EXERCISE BRIEF ▸
How many lines hold the string "Rouge"? Reply with the number alone.

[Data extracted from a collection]
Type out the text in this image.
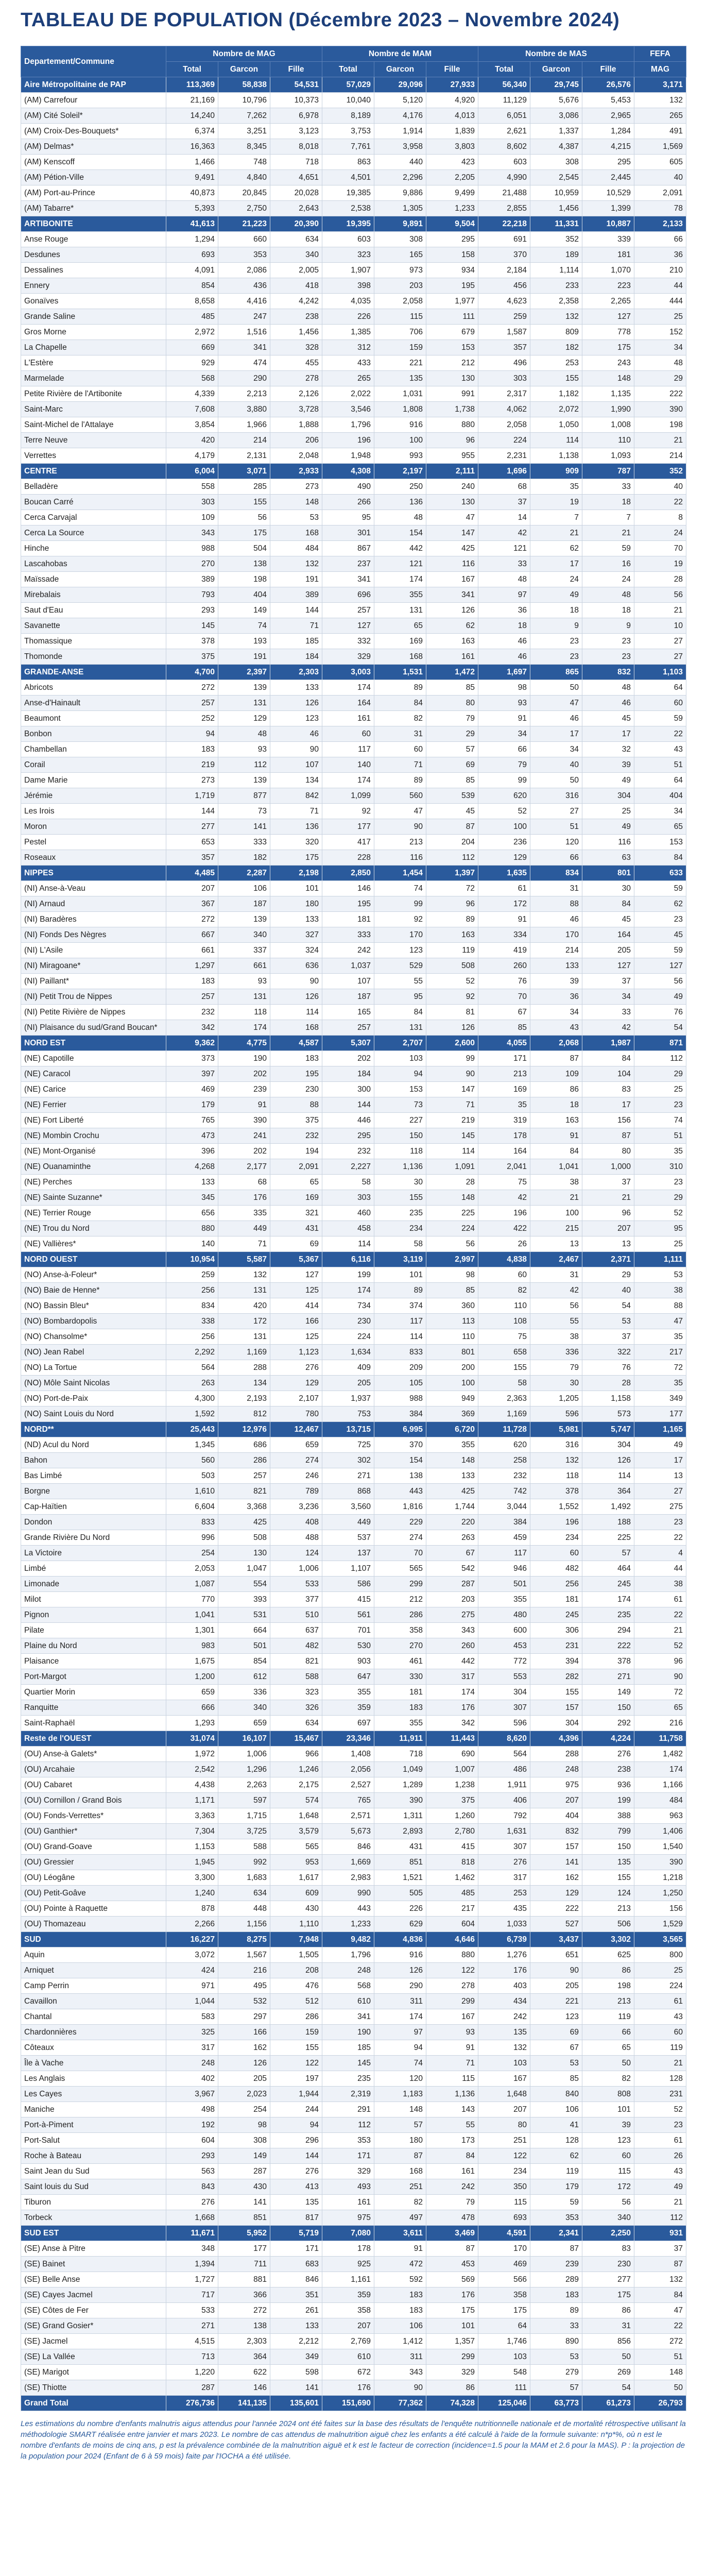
TABLEAU DE POPULATION (Décembre 2023 – Novembre 2024)
Departement/Commune	Nombre de MAG			Nombre de MAM			Nombre de MAS			FEFA
	Total	Garcon	Fille	Total	Garcon	Fille	Total	Garcon	Fille	MAG
Aire Métropolitaine de PAP	113,369	58,838	54,531	57,029	29,096	27,933	56,340	29,745	26,576	3,171
(AM) Carrefour	21,169	10,796	10,373	10,040	5,120	4,920	11,129	5,676	5,453	132
(AM) Cité Soleil*	14,240	7,262	6,978	8,189	4,176	4,013	6,051	3,086	2,965	265
(AM) Croix-Des-Bouquets*	6,374	3,251	3,123	3,753	1,914	1,839	2,621	1,337	1,284	491
(AM) Delmas*	16,363	8,345	8,018	7,761	3,958	3,803	8,602	4,387	4,215	1,569
(AM) Kenscoff	1,466	748	718	863	440	423	603	308	295	605
(AM) Pétion-Ville	9,491	4,840	4,651	4,501	2,296	2,205	4,990	2,545	2,445	40
(AM) Port-au-Prince	40,873	20,845	20,028	19,385	9,886	9,499	21,488	10,959	10,529	2,091
(AM) Tabarre*	5,393	2,750	2,643	2,538	1,305	1,233	2,855	1,456	1,399	78
ARTIBONITE	41,613	21,223	20,390	19,395	9,891	9,504	22,218	11,331	10,887	2,133
Anse Rouge	1,294	660	634	603	308	295	691	352	339	66
Desdunes	693	353	340	323	165	158	370	189	181	36
Dessalines	4,091	2,086	2,005	1,907	973	934	2,184	1,114	1,070	210
Ennery	854	436	418	398	203	195	456	233	223	44
Gonaïves	8,658	4,416	4,242	4,035	2,058	1,977	4,623	2,358	2,265	444
Grande Saline	485	247	238	226	115	111	259	132	127	25
Gros Morne	2,972	1,516	1,456	1,385	706	679	1,587	809	778	152
La Chapelle	669	341	328	312	159	153	357	182	175	34
L'Estère	929	474	455	433	221	212	496	253	243	48
Marmelade	568	290	278	265	135	130	303	155	148	29
Petite Rivière de l'Artibonite	4,339	2,213	2,126	2,022	1,031	991	2,317	1,182	1,135	222
Saint-Marc	7,608	3,880	3,728	3,546	1,808	1,738	4,062	2,072	1,990	390
Saint-Michel de l'Attalaye	3,854	1,966	1,888	1,796	916	880	2,058	1,050	1,008	198
Terre Neuve	420	214	206	196	100	96	224	114	110	21
Verrettes	4,179	2,131	2,048	1,948	993	955	2,231	1,138	1,093	214
CENTRE	6,004	3,071	2,933	4,308	2,197	2,111	1,696	909	787	352
Belladère	558	285	273	490	250	240	68	35	33	40
Boucan Carré	303	155	148	266	136	130	37	19	18	22
Cerca Carvajal	109	56	53	95	48	47	14	7	7	8
Cerca La Source	343	175	168	301	154	147	42	21	21	24
Hinche	988	504	484	867	442	425	121	62	59	70
Lascahobas	270	138	132	237	121	116	33	17	16	19
Maïssade	389	198	191	341	174	167	48	24	24	28
Mirebalais	793	404	389	696	355	341	97	49	48	56
Saut d'Eau	293	149	144	257	131	126	36	18	18	21
Savanette	145	74	71	127	65	62	18	9	9	10
Thomassique	378	193	185	332	169	163	46	23	23	27
Thomonde	375	191	184	329	168	161	46	23	23	27
GRANDE-ANSE	4,700	2,397	2,303	3,003	1,531	1,472	1,697	865	832	1,103
Abricots	272	139	133	174	89	85	98	50	48	64
Anse-d'Hainault	257	131	126	164	84	80	93	47	46	60
Beaumont	252	129	123	161	82	79	91	46	45	59
Bonbon	94	48	46	60	31	29	34	17	17	22
Chambellan	183	93	90	117	60	57	66	34	32	43
Corail	219	112	107	140	71	69	79	40	39	51
Dame Marie	273	139	134	174	89	85	99	50	49	64
Jérémie	1,719	877	842	1,099	560	539	620	316	304	404
Les Irois	144	73	71	92	47	45	52	27	25	34
Moron	277	141	136	177	90	87	100	51	49	65
Pestel	653	333	320	417	213	204	236	120	116	153
Roseaux	357	182	175	228	116	112	129	66	63	84
NIPPES	4,485	2,287	2,198	2,850	1,454	1,397	1,635	834	801	633
(NI) Anse-à-Veau	207	106	101	146	74	72	61	31	30	59
(NI) Arnaud	367	187	180	195	99	96	172	88	84	62
(NI) Baradères	272	139	133	181	92	89	91	46	45	23
(NI) Fonds Des Nègres	667	340	327	333	170	163	334	170	164	45
(NI) L'Asile	661	337	324	242	123	119	419	214	205	59
(NI) Miragoane*	1,297	661	636	1,037	529	508	260	133	127	127
(NI) Paillant*	183	93	90	107	55	52	76	39	37	56
(NI) Petit Trou de Nippes	257	131	126	187	95	92	70	36	34	49
(NI) Petite Rivière de Nippes	232	118	114	165	84	81	67	34	33	76
(NI) Plaisance du sud/Grand Boucan*	342	174	168	257	131	126	85	43	42	54
NORD EST	9,362	4,775	4,587	5,307	2,707	2,600	4,055	2,068	1,987	871
(NE) Capotille	373	190	183	202	103	99	171	87	84	112
(NE) Caracol	397	202	195	184	94	90	213	109	104	29
(NE) Carice	469	239	230	300	153	147	169	86	83	25
(NE) Ferrier	179	91	88	144	73	71	35	18	17	23
(NE) Fort Liberté	765	390	375	446	227	219	319	163	156	74
(NE) Mombin Crochu	473	241	232	295	150	145	178	91	87	51
(NE) Mont-Organisé	396	202	194	232	118	114	164	84	80	35
(NE) Ouanaminthe	4,268	2,177	2,091	2,227	1,136	1,091	2,041	1,041	1,000	310
(NE) Perches	133	68	65	58	30	28	75	38	37	23
(NE) Sainte Suzanne*	345	176	169	303	155	148	42	21	21	29
(NE) Terrier Rouge	656	335	321	460	235	225	196	100	96	52
(NE) Trou du Nord	880	449	431	458	234	224	422	215	207	95
(NE) Vallières*	140	71	69	114	58	56	26	13	13	25
NORD OUEST	10,954	5,587	5,367	6,116	3,119	2,997	4,838	2,467	2,371	1,111
(NO) Anse-à-Foleur*	259	132	127	199	101	98	60	31	29	53
(NO) Baie de Henne*	256	131	125	174	89	85	82	42	40	38
(NO) Bassin Bleu*	834	420	414	734	374	360	110	56	54	88
(NO) Bombardopolis	338	172	166	230	117	113	108	55	53	47
(NO) Chansolme*	256	131	125	224	114	110	75	38	37	35
(NO) Jean Rabel	2,292	1,169	1,123	1,634	833	801	658	336	322	217
(NO) La Tortue	564	288	276	409	209	200	155	79	76	72
(NO) Môle Saint Nicolas	263	134	129	205	105	100	58	30	28	35
(NO) Port-de-Paix	4,300	2,193	2,107	1,937	988	949	2,363	1,205	1,158	349
(NO) Saint Louis du Nord	1,592	812	780	753	384	369	1,169	596	573	177
NORD**	25,443	12,976	12,467	13,715	6,995	6,720	11,728	5,981	5,747	1,165
(ND) Acul du Nord	1,345	686	659	725	370	355	620	316	304	49
Bahon	560	286	274	302	154	148	258	132	126	17
Bas Limbé	503	257	246	271	138	133	232	118	114	13
Borgne	1,610	821	789	868	443	425	742	378	364	27
Cap-Haïtien	6,604	3,368	3,236	3,560	1,816	1,744	3,044	1,552	1,492	275
Dondon	833	425	408	449	229	220	384	196	188	23
Grande Rivière Du Nord	996	508	488	537	274	263	459	234	225	22
La Victoire	254	130	124	137	70	67	117	60	57	4
Limbé	2,053	1,047	1,006	1,107	565	542	946	482	464	44
Limonade	1,087	554	533	586	299	287	501	256	245	38
Milot	770	393	377	415	212	203	355	181	174	61
Pignon	1,041	531	510	561	286	275	480	245	235	22
Pilate	1,301	664	637	701	358	343	600	306	294	21
Plaine du Nord	983	501	482	530	270	260	453	231	222	52
Plaisance	1,675	854	821	903	461	442	772	394	378	96
Port-Margot	1,200	612	588	647	330	317	553	282	271	90
Quartier Morin	659	336	323	355	181	174	304	155	149	72
Ranquitte	666	340	326	359	183	176	307	157	150	65
Saint-Raphaël	1,293	659	634	697	355	342	596	304	292	216
Reste de l'OUEST	31,074	16,107	15,467	23,346	11,911	11,443	8,620	4,396	4,224	11,758
(OU) Anse-à Galets*	1,972	1,006	966	1,408	718	690	564	288	276	1,482
(OU) Arcahaie	2,542	1,296	1,246	2,056	1,049	1,007	486	248	238	174
(OU) Cabaret	4,438	2,263	2,175	2,527	1,289	1,238	1,911	975	936	1,166
(OU) Cornillon / Grand Bois	1,171	597	574	765	390	375	406	207	199	484
(OU) Fonds-Verrettes*	3,363	1,715	1,648	2,571	1,311	1,260	792	404	388	963
(OU) Ganthier*	7,304	3,725	3,579	5,673	2,893	2,780	1,631	832	799	1,406
(OU) Grand-Goave	1,153	588	565	846	431	415	307	157	150	1,540
(OU) Gressier	1,945	992	953	1,669	851	818	276	141	135	390
(OU) Léogâne	3,300	1,683	1,617	2,983	1,521	1,462	317	162	155	1,218
(OU) Petit-Goâve	1,240	634	609	990	505	485	253	129	124	1,250
(OU) Pointe à Raquette	878	448	430	443	226	217	435	222	213	156
(OU) Thomazeau	2,266	1,156	1,110	1,233	629	604	1,033	527	506	1,529
SUD	16,227	8,275	7,948	9,482	4,836	4,646	6,739	3,437	3,302	3,565
Aquin	3,072	1,567	1,505	1,796	916	880	1,276	651	625	800
Arniquet	424	216	208	248	126	122	176	90	86	25
Camp Perrin	971	495	476	568	290	278	403	205	198	224
Cavaillon	1,044	532	512	610	311	299	434	221	213	61
Chantal	583	297	286	341	174	167	242	123	119	43
Chardonnières	325	166	159	190	97	93	135	69	66	60
Côteaux	317	162	155	185	94	91	132	67	65	119
Île à Vache	248	126	122	145	74	71	103	53	50	21
Les Anglais	402	205	197	235	120	115	167	85	82	128
Les Cayes	3,967	2,023	1,944	2,319	1,183	1,136	1,648	840	808	231
Maniche	498	254	244	291	148	143	207	106	101	52
Port-à-Piment	192	98	94	112	57	55	80	41	39	23
Port-Salut	604	308	296	353	180	173	251	128	123	61
Roche à Bateau	293	149	144	171	87	84	122	62	60	26
Saint Jean du Sud	563	287	276	329	168	161	234	119	115	43
Saint louis du Sud	843	430	413	493	251	242	350	179	172	49
Tiburon	276	141	135	161	82	79	115	59	56	21
Torbeck	1,668	851	817	975	497	478	693	353	340	112
SUD EST	11,671	5,952	5,719	7,080	3,611	3,469	4,591	2,341	2,250	931
(SE) Anse à Pitre	348	177	171	178	91	87	170	87	83	37
(SE) Bainet	1,394	711	683	925	472	453	469	239	230	87
(SE) Belle Anse	1,727	881	846	1,161	592	569	566	289	277	132
(SE) Cayes Jacmel	717	366	351	359	183	176	358	183	175	84
(SE) Côtes de Fer	533	272	261	358	183	175	175	89	86	47
(SE) Grand Gosier*	271	138	133	207	106	101	64	33	31	22
(SE) Jacmel	4,515	2,303	2,212	2,769	1,412	1,357	1,746	890	856	272
(SE) La Vallée	713	364	349	610	311	299	103	53	50	51
(SE) Marigot	1,220	622	598	672	343	329	548	279	269	148
(SE) Thiotte	287	146	141	176	90	86	111	57	54	50
Grand Total	276,736	141,135	135,601	151,690	77,362	74,328	125,046	63,773	61,273	26,793
Les estimations du nombre d'enfants malnutris aigus attendus pour l'année 2024 ont été faites sur la base des résultats de l'enquête nutritionnelle nationale et de mortalité rétrospective utilisant la méthodologie SMART réalisée entre janvier et mars 2023. Le nombre de cas attendus de malnutrition aiguë chez les enfants a été calculé à l'aide de la formule suivante: n*p*%, où n est le nombre d'enfants de moins de cinq ans, p est la prévalence combinée de la malnutrition aiguë et k est le facteur de correction (incidence=1.5 pour la MAM et 2.6 pour la MAS). P : la projection de la population pour 2024 (Enfant de 6 à 59 mois) faite par l'IOCHA a été utilisée.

TASK RESULT ▸
2